- [GIVEN EXERCISE] Find each line in the following listing that has the string "Sample", then state the count and nothing else.

- [SUPPLIED DATA]
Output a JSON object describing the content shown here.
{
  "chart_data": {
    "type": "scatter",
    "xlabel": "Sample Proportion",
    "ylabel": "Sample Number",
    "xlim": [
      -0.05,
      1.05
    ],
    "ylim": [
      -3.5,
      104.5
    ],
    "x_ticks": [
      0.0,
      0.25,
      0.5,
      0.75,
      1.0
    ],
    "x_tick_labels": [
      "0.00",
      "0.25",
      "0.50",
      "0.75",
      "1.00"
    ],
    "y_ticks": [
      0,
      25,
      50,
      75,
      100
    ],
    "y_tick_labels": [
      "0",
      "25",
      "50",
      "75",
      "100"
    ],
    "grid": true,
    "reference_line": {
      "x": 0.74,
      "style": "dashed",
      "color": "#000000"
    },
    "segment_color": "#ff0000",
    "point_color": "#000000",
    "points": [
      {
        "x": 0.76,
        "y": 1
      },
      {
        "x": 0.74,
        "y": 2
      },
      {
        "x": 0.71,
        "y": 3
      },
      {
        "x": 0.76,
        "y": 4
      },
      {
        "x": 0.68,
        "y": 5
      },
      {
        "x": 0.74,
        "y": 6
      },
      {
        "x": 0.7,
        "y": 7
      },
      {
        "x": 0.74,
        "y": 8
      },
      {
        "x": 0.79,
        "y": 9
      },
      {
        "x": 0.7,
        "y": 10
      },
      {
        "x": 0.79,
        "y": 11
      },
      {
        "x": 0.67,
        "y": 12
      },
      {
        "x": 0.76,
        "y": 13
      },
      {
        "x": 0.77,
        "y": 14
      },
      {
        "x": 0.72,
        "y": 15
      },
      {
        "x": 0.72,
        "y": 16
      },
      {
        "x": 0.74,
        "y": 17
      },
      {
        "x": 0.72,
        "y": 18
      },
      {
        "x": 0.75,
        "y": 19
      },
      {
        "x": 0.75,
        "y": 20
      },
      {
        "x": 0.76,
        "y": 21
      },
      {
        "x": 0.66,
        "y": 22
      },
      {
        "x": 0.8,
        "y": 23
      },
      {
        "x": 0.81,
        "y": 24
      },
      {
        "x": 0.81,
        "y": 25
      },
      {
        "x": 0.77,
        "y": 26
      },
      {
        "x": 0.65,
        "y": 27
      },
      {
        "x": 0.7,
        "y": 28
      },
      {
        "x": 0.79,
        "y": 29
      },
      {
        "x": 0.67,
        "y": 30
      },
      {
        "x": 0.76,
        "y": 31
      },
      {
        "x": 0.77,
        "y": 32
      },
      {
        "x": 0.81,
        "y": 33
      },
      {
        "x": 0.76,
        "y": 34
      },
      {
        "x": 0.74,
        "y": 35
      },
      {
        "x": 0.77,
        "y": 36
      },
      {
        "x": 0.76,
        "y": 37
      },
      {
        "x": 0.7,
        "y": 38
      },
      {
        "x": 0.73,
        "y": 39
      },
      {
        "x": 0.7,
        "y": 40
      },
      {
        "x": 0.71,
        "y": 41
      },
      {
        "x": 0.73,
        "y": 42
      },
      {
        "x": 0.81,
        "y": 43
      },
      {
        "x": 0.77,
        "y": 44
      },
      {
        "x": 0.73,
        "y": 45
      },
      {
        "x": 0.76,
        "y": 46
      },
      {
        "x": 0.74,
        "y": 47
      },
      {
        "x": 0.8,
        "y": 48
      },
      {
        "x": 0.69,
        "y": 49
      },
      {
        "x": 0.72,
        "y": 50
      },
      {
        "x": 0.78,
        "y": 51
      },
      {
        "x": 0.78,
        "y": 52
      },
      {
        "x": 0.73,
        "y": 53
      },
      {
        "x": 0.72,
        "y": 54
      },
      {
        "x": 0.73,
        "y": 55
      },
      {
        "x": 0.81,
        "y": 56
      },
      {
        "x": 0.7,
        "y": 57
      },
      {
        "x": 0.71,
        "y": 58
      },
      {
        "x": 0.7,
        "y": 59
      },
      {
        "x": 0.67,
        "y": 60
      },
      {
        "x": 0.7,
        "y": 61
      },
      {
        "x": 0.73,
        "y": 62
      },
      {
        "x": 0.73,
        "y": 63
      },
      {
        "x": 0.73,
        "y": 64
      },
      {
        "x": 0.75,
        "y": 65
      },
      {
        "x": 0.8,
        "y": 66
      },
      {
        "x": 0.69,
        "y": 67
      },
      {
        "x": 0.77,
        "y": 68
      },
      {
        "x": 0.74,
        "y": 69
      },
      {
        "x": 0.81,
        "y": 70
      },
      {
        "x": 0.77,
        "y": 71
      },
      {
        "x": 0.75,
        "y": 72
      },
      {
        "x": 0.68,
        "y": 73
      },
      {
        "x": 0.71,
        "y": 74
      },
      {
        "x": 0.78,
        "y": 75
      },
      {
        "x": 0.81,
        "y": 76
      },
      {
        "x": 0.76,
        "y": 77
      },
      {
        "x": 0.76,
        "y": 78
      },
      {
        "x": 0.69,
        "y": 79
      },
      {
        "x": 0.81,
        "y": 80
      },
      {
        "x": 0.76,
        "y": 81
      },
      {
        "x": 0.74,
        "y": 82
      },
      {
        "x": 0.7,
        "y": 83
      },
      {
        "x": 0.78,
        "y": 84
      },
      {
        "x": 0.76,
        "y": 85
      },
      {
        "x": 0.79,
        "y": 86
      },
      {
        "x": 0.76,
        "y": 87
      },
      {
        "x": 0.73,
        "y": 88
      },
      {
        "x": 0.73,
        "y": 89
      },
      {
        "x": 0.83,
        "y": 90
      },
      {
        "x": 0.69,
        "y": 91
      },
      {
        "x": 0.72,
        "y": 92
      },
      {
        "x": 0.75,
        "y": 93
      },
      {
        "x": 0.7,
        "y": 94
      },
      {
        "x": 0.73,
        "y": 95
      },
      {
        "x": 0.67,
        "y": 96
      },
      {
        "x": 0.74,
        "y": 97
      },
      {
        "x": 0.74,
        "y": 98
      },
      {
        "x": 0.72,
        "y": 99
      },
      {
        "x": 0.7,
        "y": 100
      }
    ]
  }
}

- [EXERCISE ANSWER] 2